[Task description] Show every line in the entries below where the word "name" appears.
┄┄┄┄┄┄┄┄┄┄┄┄┄┄┄┄┄┄┄┄
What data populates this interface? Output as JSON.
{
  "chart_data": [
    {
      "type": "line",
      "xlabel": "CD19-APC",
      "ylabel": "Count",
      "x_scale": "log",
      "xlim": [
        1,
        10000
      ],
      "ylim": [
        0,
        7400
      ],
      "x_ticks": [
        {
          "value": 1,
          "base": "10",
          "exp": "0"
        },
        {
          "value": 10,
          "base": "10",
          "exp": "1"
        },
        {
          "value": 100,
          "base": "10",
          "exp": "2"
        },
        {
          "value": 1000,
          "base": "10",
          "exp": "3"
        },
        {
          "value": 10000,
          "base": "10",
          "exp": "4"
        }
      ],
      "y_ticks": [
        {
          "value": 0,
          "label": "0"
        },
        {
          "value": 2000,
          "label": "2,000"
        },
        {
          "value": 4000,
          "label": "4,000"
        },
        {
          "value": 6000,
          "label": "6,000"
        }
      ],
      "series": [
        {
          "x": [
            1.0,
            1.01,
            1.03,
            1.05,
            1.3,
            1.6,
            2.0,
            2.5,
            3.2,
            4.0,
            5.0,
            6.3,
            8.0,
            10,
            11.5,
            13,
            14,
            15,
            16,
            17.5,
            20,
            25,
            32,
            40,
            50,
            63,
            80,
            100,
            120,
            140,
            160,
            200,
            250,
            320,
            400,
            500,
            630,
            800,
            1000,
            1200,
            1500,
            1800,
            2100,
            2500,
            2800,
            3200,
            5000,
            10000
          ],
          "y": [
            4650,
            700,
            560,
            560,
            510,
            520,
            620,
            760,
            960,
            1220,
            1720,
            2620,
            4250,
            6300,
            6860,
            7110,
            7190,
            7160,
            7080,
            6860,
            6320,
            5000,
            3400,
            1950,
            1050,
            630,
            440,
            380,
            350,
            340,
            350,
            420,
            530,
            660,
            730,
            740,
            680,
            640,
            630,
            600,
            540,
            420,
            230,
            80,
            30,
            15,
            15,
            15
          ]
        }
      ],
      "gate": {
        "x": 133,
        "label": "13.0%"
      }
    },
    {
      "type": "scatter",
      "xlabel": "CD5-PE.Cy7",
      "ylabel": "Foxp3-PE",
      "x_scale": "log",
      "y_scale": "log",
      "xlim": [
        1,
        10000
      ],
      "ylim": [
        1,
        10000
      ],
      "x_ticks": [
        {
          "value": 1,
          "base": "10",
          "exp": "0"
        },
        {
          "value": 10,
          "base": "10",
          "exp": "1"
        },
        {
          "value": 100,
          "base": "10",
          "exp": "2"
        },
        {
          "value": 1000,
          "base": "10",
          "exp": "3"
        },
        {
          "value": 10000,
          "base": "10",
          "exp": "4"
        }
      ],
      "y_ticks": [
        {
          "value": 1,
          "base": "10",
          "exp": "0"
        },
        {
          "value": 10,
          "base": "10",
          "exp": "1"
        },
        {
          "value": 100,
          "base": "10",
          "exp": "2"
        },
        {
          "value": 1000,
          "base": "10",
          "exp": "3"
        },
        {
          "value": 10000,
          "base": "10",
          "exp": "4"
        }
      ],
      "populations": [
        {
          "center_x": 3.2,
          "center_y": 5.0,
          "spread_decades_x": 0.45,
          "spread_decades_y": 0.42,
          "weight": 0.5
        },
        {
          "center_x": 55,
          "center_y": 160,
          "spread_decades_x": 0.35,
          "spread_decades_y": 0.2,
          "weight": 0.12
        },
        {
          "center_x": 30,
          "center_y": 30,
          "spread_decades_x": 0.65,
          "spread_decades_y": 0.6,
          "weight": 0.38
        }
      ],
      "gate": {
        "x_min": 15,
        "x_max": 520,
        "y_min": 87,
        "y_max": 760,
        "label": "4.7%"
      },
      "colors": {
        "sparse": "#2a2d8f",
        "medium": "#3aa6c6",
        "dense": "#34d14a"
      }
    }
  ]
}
┄┄┄┄┄┄┄┄┄┄┄┄┄┄┄┄┄┄┄┄
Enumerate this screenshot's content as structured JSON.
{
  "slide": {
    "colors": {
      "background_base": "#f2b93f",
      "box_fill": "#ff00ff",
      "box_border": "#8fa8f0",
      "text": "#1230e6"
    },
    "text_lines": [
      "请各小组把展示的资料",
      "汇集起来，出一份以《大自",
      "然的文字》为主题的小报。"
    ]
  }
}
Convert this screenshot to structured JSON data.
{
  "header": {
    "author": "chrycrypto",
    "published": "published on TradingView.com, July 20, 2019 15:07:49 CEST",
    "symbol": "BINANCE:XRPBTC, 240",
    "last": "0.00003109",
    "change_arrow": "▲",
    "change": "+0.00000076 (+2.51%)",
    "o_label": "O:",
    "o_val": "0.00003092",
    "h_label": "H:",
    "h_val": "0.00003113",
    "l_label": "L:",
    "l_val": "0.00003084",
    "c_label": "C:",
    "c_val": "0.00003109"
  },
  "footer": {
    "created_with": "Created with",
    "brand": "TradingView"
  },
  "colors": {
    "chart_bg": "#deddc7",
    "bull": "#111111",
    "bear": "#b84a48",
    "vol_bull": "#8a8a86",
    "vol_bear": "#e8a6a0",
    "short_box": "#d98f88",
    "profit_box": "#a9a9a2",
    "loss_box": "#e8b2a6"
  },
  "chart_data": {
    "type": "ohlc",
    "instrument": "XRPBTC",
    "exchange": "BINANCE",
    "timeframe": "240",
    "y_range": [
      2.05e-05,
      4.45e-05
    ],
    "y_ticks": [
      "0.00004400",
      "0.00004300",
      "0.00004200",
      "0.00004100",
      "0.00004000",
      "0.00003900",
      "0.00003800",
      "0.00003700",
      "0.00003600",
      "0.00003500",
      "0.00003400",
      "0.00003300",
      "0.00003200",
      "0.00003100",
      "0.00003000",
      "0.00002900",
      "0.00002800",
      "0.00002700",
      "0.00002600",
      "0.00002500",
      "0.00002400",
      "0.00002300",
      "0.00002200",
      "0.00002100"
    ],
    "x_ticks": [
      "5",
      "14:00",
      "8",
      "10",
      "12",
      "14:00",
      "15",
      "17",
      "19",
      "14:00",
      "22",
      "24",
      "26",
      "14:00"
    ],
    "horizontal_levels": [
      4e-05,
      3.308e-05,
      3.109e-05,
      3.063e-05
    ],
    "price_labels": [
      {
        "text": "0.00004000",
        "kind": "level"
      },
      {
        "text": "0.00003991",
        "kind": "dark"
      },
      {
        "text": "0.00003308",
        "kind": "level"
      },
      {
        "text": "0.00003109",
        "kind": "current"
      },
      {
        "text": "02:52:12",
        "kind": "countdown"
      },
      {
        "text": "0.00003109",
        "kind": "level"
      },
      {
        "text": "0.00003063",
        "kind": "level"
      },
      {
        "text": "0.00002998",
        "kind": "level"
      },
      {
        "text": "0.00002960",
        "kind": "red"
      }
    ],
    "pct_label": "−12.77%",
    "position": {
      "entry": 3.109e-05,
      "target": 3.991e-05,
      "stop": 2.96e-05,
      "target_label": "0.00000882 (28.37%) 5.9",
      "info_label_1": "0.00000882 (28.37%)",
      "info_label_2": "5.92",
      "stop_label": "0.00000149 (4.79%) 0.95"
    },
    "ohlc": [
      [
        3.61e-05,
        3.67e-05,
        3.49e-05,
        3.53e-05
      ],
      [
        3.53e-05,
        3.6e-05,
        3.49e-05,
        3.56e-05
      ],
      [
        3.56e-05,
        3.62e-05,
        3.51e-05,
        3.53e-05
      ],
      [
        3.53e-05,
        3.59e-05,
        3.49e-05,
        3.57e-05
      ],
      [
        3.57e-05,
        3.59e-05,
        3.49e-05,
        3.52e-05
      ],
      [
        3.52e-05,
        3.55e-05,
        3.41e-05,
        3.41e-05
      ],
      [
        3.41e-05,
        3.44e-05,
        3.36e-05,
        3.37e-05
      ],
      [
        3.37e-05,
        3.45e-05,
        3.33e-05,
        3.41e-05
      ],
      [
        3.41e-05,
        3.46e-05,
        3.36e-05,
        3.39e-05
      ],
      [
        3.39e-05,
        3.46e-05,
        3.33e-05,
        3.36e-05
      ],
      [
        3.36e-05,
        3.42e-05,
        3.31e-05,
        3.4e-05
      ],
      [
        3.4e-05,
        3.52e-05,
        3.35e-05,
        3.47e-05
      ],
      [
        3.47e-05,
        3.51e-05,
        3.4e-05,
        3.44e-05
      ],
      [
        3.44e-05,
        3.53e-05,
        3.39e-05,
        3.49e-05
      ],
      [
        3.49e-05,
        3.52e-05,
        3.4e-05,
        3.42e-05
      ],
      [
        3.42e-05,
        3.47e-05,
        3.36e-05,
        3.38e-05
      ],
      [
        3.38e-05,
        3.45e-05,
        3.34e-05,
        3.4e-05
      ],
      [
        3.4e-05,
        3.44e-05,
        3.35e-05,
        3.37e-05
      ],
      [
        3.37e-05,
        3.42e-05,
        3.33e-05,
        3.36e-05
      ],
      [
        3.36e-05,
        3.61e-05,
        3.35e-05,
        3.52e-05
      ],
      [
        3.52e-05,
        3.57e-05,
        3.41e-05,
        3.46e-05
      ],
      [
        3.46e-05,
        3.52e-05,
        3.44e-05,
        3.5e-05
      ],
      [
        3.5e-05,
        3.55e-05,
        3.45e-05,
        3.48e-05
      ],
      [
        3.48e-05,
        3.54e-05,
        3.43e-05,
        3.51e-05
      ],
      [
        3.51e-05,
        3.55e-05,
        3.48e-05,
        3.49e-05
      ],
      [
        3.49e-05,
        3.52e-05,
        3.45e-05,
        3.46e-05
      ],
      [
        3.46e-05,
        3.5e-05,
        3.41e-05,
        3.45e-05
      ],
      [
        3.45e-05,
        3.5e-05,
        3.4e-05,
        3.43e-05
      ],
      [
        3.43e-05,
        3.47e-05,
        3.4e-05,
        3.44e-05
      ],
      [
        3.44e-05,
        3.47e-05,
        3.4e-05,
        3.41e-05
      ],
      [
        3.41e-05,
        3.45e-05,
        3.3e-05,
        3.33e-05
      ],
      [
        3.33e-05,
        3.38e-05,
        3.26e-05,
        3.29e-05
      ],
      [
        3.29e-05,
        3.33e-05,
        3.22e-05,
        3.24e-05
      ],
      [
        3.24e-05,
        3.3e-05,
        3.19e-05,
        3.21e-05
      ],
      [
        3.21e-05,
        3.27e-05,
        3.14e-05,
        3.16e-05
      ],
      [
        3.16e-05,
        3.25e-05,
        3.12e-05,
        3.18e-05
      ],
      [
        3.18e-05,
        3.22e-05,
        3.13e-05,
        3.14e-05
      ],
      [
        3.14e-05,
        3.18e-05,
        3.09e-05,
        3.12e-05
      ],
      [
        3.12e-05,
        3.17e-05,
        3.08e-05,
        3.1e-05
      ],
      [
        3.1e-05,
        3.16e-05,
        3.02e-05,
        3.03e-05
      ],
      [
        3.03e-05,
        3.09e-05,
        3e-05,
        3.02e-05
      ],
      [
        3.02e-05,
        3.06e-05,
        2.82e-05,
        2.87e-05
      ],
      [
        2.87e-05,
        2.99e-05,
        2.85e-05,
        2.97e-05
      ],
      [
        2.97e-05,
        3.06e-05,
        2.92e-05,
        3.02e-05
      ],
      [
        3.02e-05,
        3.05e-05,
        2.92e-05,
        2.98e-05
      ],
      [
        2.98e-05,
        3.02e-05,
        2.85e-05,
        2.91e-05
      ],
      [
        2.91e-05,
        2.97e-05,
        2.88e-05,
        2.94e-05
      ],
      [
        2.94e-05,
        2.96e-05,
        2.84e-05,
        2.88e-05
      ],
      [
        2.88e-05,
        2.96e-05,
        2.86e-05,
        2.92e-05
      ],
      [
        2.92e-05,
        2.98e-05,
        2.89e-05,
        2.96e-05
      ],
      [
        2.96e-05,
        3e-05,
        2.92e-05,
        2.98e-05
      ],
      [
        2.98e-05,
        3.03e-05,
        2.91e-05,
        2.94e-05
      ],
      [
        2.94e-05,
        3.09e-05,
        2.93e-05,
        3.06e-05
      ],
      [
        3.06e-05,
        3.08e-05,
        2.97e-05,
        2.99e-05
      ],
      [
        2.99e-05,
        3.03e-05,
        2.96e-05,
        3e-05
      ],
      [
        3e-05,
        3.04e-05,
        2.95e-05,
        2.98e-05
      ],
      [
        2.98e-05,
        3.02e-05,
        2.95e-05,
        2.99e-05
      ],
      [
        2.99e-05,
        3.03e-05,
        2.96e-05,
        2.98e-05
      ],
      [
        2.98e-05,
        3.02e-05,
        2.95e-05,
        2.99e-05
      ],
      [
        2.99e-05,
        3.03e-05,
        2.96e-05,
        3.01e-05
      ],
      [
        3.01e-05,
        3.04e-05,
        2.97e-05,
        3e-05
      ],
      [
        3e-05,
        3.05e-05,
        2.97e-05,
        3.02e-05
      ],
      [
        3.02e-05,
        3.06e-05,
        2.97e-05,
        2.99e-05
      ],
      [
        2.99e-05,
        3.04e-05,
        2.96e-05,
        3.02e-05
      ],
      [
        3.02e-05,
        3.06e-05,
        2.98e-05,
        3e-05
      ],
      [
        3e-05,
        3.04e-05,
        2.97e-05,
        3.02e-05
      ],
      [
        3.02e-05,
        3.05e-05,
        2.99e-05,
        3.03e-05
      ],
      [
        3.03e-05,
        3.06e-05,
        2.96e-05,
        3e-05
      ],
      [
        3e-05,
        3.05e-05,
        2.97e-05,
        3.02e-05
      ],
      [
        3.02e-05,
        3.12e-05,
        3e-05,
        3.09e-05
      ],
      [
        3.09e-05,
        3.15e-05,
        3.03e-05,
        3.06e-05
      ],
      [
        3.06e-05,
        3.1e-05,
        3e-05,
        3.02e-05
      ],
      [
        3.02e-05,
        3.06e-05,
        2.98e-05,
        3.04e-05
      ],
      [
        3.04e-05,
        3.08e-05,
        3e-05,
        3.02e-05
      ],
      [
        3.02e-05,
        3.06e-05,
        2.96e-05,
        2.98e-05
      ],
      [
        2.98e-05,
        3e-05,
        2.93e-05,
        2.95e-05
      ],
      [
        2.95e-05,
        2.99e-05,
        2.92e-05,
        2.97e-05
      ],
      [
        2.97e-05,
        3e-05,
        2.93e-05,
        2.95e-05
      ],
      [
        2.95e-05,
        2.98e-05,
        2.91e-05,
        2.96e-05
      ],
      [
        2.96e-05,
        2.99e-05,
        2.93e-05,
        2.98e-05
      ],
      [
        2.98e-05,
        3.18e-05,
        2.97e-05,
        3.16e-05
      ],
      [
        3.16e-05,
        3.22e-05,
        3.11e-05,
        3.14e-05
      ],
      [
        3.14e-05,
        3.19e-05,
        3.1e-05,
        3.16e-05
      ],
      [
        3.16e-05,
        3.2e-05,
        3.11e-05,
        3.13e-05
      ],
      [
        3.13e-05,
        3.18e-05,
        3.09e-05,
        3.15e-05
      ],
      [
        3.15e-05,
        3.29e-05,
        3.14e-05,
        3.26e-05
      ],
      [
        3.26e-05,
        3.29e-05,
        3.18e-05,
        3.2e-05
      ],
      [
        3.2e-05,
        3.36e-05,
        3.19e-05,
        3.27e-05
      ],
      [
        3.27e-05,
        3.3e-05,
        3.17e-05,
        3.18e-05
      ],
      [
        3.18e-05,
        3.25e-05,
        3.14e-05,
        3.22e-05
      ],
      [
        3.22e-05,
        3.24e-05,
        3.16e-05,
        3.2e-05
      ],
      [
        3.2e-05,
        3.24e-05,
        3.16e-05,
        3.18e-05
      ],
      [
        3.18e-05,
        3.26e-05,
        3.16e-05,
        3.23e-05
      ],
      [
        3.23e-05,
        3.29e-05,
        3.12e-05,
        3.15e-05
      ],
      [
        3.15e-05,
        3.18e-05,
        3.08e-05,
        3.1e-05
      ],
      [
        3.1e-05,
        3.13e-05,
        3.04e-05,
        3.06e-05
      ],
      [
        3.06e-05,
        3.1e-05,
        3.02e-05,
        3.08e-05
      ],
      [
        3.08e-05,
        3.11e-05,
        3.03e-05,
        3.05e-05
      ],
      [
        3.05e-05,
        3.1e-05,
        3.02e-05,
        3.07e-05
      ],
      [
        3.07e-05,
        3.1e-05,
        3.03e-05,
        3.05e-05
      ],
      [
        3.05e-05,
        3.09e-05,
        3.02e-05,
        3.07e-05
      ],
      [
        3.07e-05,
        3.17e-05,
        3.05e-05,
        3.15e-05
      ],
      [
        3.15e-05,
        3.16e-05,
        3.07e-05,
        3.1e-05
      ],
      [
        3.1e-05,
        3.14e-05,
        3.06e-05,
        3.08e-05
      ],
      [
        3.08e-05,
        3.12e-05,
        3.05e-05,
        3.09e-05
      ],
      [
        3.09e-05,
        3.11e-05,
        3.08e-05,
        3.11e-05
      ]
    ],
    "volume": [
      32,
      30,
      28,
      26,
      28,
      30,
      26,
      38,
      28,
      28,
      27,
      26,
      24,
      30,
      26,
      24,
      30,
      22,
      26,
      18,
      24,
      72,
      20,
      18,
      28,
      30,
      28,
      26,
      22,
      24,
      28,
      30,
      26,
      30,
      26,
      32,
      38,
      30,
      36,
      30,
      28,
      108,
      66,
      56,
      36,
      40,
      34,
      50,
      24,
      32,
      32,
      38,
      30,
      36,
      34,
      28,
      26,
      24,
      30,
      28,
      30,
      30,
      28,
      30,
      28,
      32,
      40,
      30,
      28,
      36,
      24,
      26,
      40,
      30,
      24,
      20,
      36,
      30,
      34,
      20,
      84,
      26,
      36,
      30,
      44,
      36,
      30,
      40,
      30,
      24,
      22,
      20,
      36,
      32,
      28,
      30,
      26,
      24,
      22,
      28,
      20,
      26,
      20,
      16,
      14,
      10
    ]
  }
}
┄┄┄┄┄┄┄┄┄┄┄┄┄┄┄┄┄┄┄┄
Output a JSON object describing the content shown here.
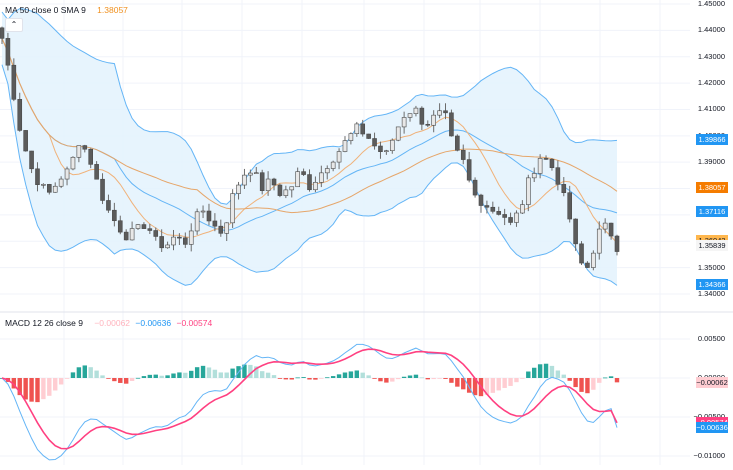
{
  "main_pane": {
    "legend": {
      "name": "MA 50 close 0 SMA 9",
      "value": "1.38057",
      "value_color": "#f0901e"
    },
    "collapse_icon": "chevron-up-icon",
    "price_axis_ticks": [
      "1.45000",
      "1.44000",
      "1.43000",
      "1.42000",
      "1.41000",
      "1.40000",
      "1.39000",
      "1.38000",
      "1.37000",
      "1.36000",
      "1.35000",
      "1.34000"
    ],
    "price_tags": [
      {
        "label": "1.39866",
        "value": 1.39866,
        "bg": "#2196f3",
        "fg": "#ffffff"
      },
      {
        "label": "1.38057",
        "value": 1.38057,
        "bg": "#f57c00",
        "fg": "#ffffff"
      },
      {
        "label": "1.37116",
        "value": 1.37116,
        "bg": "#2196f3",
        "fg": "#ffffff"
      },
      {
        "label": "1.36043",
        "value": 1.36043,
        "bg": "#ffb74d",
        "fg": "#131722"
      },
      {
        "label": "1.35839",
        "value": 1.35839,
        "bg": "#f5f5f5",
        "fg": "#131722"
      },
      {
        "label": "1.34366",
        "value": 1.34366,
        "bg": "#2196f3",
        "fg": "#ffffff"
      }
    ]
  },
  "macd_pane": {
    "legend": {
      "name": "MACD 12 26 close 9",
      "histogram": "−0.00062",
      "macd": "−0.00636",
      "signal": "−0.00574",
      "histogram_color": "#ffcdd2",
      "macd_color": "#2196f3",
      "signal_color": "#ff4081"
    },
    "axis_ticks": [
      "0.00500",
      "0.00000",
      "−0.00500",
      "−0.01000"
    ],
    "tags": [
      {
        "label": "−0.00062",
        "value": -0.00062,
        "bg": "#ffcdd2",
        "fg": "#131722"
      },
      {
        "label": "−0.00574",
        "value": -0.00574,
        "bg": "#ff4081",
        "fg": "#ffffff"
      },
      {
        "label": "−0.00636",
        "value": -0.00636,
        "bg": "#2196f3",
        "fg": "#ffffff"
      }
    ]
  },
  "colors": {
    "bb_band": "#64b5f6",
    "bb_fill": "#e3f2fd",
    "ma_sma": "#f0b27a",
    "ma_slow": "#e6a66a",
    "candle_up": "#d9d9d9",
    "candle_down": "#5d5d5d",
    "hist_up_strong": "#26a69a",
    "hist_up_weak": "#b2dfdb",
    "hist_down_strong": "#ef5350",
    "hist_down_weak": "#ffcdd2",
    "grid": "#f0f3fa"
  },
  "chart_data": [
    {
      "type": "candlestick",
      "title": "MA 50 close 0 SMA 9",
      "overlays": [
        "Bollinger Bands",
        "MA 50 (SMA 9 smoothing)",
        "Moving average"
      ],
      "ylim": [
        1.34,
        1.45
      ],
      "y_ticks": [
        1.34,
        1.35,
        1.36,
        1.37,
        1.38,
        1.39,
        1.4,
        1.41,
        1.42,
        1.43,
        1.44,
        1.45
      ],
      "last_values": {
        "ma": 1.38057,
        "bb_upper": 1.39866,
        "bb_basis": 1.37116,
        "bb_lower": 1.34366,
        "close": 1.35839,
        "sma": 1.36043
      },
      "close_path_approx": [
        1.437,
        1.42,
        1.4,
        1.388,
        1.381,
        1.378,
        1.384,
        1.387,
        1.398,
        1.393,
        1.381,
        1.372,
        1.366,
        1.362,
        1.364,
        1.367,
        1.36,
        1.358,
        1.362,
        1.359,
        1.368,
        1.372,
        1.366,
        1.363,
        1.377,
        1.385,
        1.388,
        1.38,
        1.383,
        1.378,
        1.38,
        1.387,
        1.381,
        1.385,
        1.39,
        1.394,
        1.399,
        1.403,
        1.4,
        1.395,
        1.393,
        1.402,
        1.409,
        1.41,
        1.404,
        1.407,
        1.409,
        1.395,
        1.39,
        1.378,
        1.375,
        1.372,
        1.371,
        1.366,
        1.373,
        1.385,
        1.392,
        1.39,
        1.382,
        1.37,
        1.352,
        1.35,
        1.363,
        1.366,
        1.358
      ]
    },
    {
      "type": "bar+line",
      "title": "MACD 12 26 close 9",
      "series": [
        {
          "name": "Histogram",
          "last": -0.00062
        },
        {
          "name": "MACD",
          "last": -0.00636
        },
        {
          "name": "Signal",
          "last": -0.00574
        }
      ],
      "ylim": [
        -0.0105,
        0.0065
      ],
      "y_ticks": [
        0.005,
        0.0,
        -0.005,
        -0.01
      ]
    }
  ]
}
┄┄┄┄┄┄┄┄┄┄┄┄┄┄┄┄┄┄┄┄
[Solution to this problem]
      "name": "MA 50 close 0 SMA 9",
      "name": "MACD 12 26 close 9",
          "name": "Histogram",
          "name": "MACD",
          "name": "Signal",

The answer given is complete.